Chart and figure data:
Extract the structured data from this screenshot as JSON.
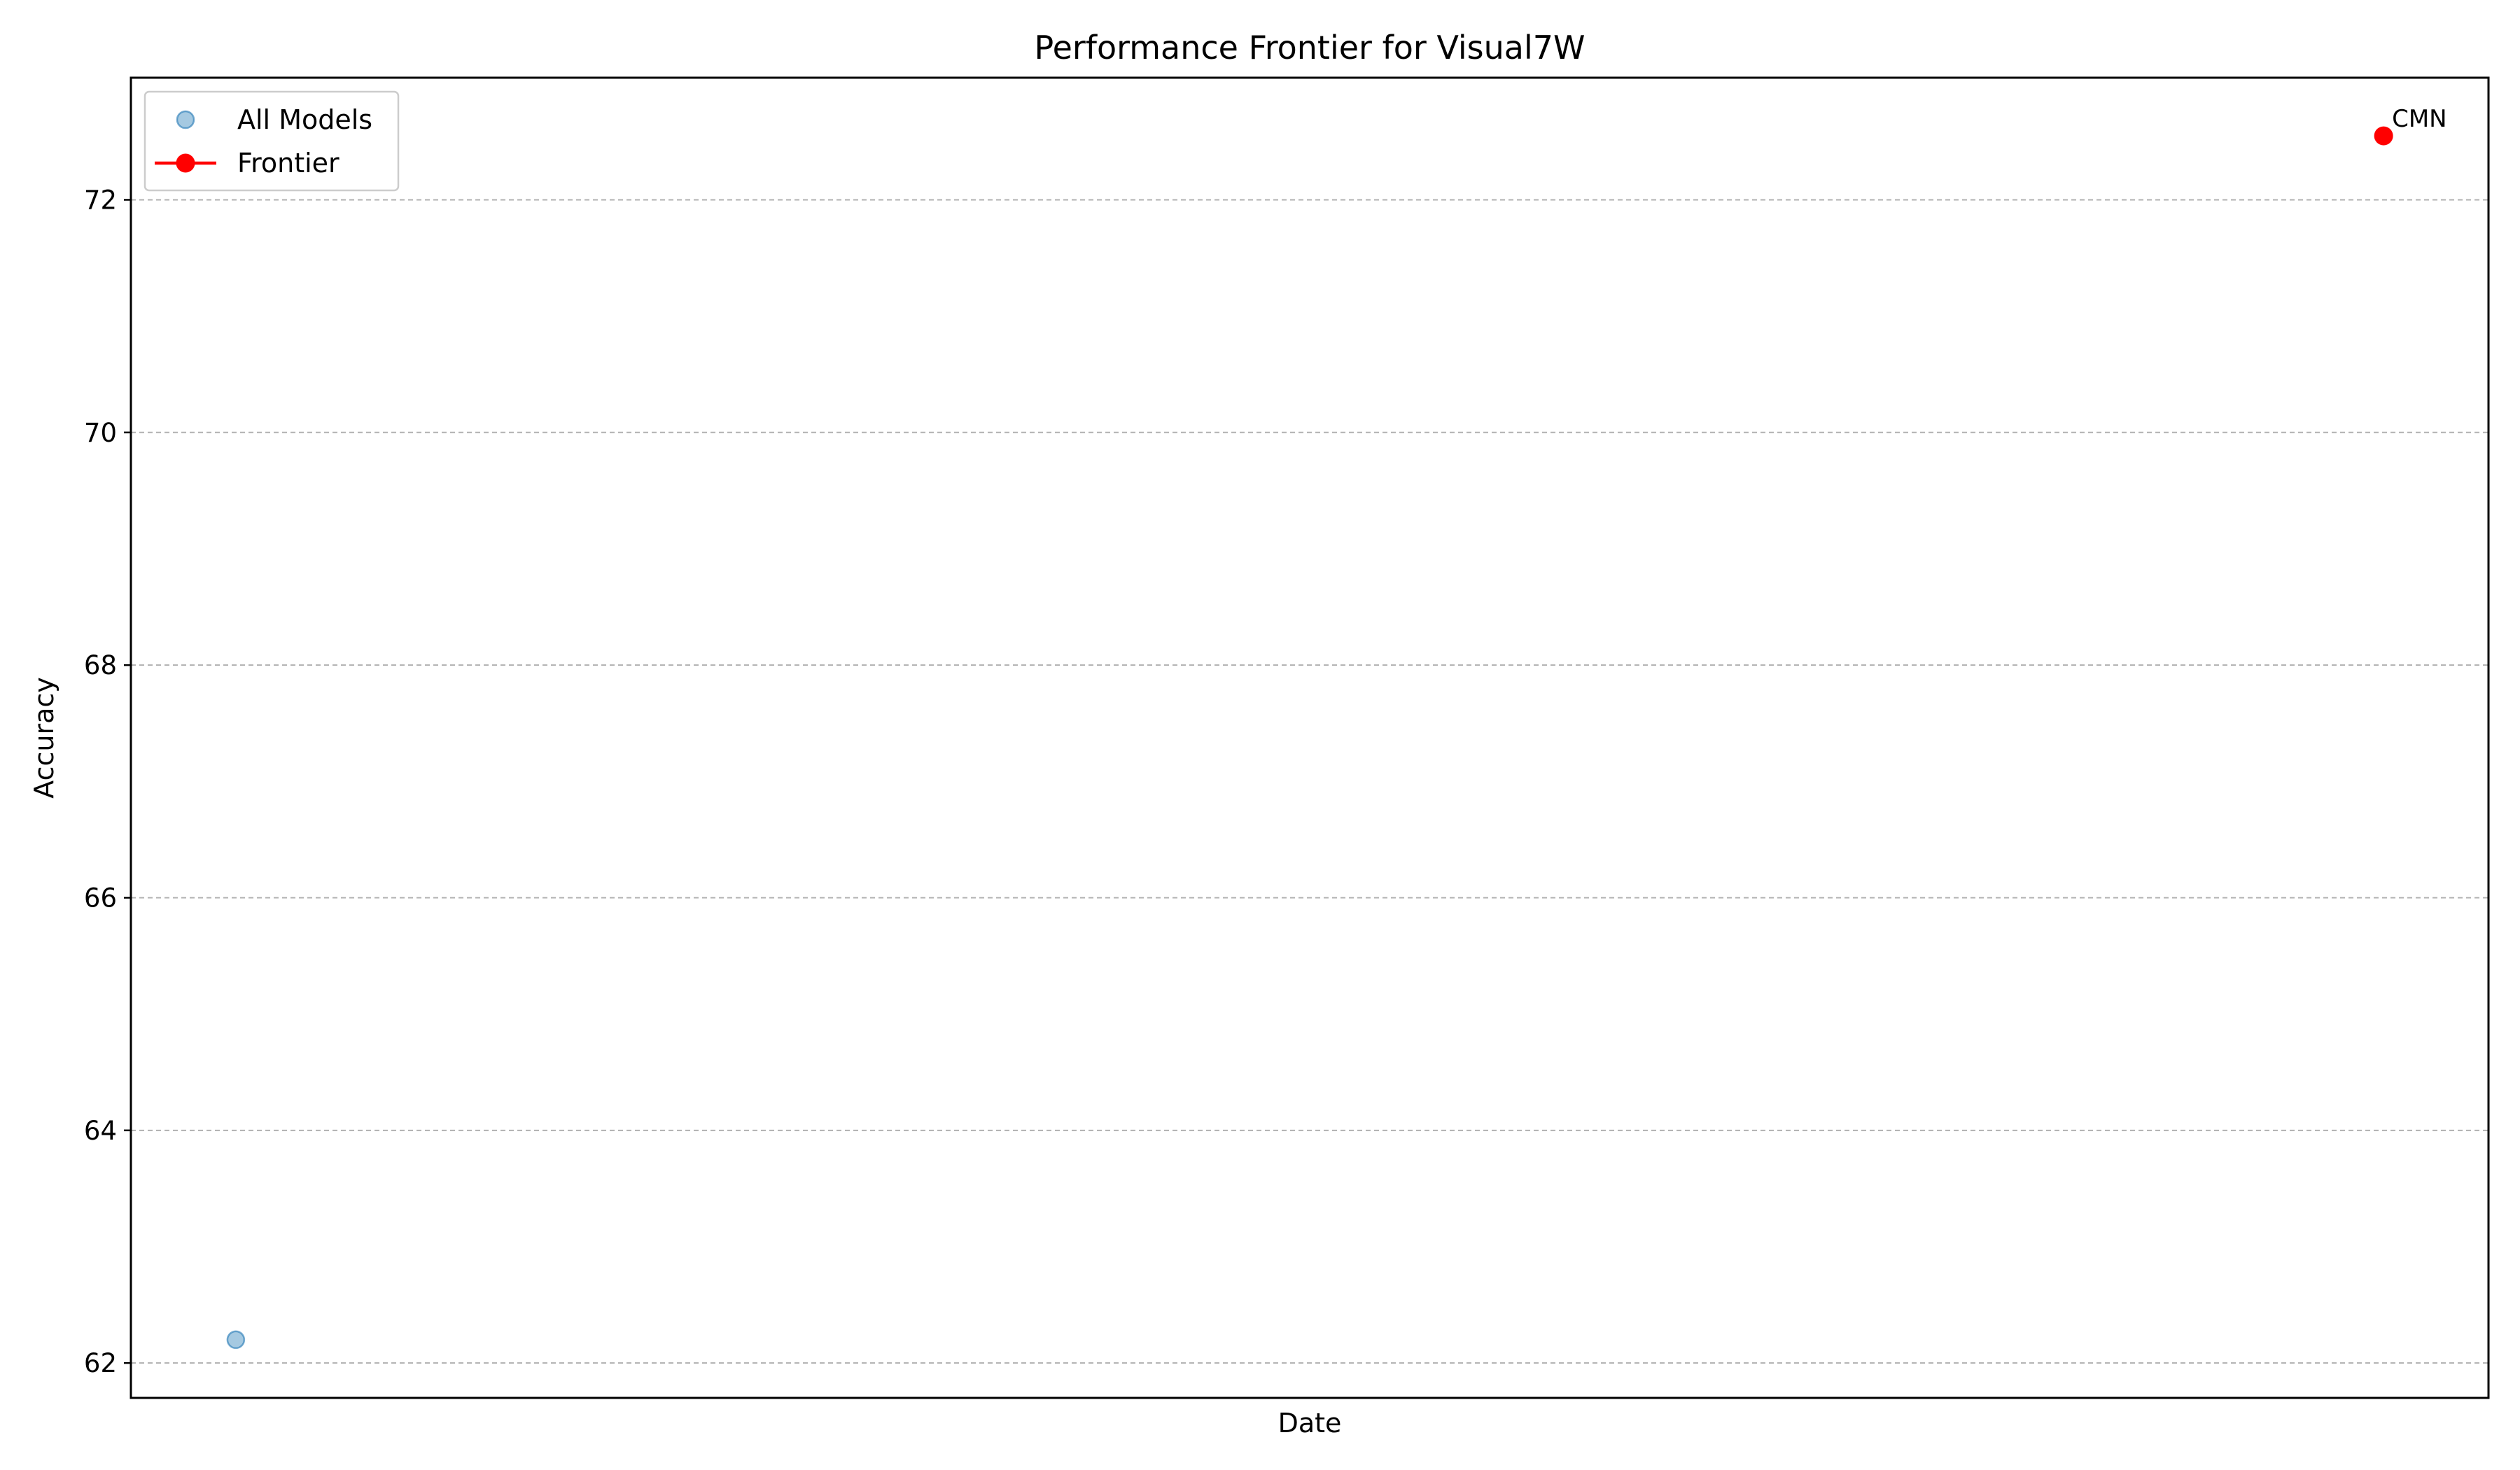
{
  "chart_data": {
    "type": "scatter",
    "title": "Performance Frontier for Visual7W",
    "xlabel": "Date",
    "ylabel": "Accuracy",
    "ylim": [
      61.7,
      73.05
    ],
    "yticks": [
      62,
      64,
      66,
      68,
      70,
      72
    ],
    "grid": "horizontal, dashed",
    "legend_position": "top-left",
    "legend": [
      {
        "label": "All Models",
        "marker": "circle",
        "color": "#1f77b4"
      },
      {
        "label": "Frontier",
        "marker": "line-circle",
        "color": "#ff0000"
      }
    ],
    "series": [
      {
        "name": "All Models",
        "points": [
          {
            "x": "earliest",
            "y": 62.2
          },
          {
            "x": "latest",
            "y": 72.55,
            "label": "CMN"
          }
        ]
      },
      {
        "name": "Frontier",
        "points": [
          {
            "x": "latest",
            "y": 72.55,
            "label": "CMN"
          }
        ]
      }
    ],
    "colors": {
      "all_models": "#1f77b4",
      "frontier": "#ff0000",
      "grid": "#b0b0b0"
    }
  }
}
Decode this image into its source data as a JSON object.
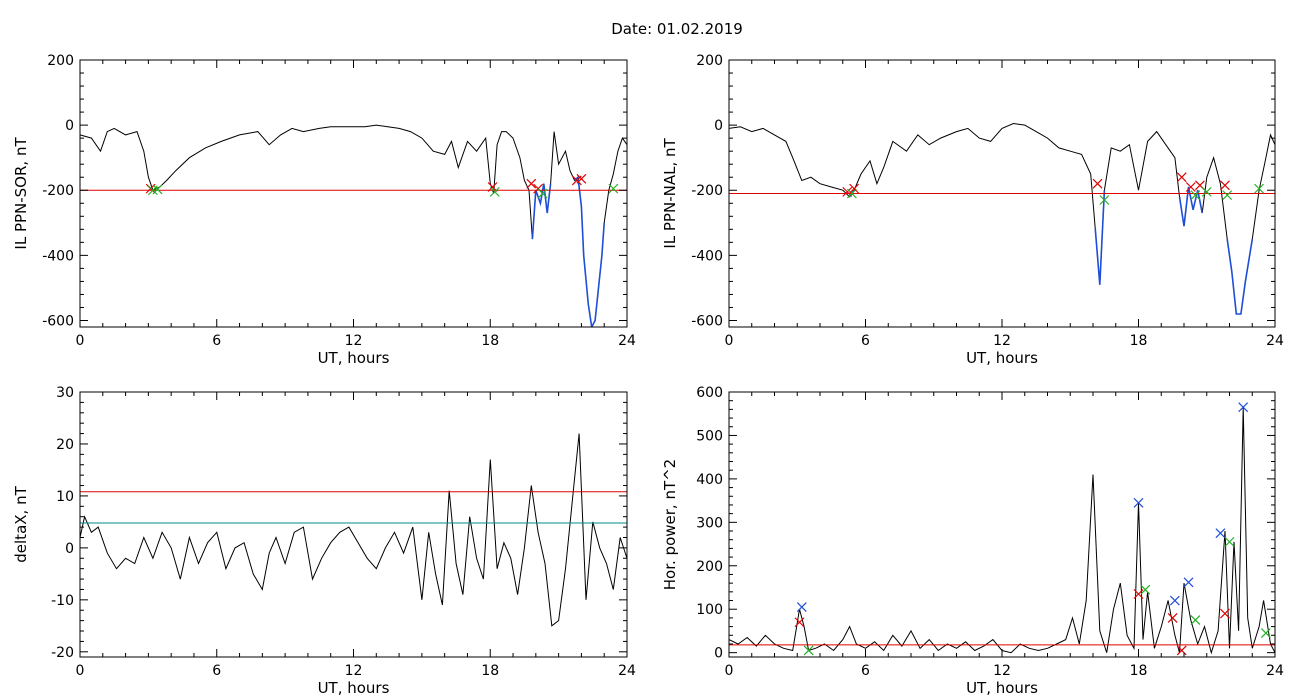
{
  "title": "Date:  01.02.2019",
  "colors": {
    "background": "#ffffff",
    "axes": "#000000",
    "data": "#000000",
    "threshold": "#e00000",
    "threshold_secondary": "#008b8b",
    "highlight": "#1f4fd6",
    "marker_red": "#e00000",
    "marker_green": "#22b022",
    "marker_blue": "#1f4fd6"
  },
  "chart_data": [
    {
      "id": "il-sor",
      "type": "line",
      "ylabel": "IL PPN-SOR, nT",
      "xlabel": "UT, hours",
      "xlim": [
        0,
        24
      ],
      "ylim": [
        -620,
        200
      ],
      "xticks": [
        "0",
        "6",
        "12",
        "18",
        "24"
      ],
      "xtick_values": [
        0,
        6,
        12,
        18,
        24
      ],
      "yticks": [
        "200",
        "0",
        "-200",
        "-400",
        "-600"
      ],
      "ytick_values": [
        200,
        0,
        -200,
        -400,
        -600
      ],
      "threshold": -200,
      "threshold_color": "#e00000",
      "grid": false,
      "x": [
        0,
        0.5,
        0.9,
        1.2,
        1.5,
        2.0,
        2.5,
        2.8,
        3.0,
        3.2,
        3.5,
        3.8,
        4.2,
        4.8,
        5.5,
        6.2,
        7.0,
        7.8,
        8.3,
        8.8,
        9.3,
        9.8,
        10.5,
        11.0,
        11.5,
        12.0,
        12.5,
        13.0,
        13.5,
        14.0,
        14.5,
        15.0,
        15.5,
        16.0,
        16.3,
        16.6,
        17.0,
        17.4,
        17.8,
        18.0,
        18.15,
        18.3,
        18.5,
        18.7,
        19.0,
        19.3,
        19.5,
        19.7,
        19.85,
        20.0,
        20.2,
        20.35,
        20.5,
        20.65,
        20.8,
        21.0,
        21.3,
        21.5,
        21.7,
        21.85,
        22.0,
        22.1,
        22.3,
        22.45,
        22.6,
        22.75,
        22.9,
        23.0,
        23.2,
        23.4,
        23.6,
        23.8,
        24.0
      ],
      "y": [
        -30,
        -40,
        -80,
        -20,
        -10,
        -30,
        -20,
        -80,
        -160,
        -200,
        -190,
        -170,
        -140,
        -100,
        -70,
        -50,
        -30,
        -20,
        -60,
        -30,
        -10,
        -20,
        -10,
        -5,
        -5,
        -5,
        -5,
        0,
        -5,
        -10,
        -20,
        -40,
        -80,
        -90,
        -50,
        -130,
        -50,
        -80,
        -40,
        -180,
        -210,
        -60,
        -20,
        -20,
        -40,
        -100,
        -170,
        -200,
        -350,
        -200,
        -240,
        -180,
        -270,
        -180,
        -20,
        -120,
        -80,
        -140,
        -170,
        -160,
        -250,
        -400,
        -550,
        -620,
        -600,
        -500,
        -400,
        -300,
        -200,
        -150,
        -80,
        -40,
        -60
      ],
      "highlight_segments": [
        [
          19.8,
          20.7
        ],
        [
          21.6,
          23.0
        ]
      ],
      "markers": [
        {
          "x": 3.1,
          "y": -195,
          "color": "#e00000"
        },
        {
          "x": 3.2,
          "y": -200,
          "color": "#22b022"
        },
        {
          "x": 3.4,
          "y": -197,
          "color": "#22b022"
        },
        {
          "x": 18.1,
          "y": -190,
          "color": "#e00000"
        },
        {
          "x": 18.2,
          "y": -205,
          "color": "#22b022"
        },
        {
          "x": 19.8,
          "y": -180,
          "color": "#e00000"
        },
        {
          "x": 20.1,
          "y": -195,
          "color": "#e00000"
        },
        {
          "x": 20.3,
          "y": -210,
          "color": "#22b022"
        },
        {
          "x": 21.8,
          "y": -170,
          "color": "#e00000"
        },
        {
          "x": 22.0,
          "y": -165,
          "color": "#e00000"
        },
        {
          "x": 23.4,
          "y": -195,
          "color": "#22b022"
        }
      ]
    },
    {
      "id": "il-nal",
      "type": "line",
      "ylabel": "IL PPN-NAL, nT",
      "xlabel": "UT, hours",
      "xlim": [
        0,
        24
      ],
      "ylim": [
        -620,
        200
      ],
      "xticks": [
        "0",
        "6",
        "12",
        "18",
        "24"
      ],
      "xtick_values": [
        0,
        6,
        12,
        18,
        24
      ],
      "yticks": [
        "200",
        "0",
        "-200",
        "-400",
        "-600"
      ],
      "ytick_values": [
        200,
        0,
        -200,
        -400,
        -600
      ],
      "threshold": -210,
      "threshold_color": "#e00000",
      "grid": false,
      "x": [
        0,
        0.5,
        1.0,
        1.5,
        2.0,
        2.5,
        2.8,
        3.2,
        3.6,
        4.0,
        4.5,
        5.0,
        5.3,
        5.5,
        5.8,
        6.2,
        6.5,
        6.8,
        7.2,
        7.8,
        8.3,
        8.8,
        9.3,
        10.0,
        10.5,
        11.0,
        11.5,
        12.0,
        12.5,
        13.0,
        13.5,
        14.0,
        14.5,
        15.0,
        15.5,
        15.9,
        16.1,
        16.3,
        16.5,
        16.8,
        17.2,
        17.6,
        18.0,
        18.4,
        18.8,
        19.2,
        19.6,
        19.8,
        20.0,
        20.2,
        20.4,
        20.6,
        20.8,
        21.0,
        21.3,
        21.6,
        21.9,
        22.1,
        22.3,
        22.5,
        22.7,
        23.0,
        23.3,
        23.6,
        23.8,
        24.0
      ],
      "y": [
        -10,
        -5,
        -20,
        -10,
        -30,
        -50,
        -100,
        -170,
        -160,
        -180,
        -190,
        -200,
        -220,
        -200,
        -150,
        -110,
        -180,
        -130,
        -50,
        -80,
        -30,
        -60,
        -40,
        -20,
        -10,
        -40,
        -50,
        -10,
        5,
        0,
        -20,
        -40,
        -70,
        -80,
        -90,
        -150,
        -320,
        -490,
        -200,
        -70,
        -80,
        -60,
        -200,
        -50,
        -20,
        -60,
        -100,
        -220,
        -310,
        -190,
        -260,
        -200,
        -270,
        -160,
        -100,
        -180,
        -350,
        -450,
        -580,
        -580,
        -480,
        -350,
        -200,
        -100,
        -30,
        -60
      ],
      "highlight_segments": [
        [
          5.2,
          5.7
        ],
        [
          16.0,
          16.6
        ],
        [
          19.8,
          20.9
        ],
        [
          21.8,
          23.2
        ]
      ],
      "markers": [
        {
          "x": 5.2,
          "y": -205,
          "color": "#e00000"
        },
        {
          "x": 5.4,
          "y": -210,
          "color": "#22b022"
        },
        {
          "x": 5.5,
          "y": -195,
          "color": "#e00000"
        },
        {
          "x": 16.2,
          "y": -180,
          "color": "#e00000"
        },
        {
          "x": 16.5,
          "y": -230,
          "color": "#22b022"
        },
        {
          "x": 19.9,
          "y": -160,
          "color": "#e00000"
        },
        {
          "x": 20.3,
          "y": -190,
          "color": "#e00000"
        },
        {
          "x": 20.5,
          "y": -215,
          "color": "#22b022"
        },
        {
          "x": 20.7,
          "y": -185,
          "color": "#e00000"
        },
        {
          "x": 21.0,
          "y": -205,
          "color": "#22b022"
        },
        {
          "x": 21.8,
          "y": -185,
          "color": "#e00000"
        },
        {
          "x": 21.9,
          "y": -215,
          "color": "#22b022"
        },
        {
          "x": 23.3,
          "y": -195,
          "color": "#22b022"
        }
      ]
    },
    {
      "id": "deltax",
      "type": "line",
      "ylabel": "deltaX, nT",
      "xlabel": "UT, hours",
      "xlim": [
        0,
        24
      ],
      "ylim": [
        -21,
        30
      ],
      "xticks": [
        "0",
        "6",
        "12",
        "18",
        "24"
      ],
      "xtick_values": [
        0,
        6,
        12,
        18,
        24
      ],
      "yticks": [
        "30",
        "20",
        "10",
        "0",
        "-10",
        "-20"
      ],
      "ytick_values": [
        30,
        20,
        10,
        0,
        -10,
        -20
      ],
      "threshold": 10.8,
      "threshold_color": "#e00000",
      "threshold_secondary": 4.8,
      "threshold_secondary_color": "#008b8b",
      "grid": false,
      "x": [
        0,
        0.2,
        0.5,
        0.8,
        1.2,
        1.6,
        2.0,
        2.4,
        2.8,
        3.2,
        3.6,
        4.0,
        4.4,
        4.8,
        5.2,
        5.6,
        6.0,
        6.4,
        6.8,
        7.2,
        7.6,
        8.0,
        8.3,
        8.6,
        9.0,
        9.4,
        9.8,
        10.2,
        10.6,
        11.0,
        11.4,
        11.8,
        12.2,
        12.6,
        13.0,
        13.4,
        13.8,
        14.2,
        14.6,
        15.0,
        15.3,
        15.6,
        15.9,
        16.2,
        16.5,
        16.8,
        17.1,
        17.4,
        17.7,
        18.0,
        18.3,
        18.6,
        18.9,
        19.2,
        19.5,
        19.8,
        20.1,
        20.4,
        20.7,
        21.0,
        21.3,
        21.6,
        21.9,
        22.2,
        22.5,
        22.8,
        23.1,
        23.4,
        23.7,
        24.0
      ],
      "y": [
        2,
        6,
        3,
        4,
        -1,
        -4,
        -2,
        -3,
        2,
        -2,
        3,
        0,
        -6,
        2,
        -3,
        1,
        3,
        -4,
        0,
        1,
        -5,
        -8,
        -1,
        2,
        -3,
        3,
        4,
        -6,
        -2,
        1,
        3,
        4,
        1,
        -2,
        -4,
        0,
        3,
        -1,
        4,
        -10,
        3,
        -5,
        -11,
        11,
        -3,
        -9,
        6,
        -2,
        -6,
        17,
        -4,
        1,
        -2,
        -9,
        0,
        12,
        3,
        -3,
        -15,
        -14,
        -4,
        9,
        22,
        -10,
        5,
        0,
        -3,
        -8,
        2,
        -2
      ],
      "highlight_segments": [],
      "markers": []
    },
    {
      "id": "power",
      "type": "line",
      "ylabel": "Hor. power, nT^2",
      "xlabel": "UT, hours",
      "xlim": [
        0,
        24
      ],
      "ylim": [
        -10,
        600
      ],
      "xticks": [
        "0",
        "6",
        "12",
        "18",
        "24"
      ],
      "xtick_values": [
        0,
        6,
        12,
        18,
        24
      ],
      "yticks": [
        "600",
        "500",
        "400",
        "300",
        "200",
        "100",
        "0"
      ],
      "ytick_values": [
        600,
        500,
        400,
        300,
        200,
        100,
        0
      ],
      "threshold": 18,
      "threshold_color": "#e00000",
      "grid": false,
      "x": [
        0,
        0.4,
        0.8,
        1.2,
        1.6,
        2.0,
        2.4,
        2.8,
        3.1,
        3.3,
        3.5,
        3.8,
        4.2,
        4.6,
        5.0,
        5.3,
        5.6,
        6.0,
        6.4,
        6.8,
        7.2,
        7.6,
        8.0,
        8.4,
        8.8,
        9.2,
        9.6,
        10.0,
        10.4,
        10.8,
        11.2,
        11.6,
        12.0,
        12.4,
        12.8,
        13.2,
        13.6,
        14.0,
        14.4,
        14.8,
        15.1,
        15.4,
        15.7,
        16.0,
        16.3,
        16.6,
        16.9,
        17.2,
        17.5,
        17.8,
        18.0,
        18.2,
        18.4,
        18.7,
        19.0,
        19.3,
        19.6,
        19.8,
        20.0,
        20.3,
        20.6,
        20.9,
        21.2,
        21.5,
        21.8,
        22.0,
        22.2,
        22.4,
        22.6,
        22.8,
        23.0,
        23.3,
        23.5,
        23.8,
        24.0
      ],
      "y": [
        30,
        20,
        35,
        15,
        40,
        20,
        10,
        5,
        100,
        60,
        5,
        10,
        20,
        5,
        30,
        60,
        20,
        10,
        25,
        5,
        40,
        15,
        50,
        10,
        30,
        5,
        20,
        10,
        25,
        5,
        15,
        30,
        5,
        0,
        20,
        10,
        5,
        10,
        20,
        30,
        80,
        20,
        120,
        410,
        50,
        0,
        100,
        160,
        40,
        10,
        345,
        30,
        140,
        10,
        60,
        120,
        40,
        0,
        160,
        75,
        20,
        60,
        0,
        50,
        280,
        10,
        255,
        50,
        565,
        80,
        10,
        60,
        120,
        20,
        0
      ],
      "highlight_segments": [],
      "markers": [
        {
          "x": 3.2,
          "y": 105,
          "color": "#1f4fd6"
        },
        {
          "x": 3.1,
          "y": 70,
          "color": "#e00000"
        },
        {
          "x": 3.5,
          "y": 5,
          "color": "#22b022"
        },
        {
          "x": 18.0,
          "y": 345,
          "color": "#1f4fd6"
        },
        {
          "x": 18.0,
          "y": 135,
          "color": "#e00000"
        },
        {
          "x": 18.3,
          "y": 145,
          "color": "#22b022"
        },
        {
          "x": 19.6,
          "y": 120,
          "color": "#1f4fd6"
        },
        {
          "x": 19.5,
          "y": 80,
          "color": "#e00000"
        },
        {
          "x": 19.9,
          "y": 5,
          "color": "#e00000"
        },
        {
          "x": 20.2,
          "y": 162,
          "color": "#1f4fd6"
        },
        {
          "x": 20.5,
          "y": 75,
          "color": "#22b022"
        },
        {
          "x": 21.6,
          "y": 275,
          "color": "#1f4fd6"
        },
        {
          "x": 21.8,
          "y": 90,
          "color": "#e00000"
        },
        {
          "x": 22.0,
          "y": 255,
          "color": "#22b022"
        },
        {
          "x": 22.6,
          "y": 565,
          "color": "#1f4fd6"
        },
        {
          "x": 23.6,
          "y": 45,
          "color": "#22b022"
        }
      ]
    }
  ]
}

Set problem »
Using the listing above, list every line in which the string "this" occurs.

Complete answer »
Extract the structured data from this screenshot as JSON.
Decode this image into its source data as a JSON object.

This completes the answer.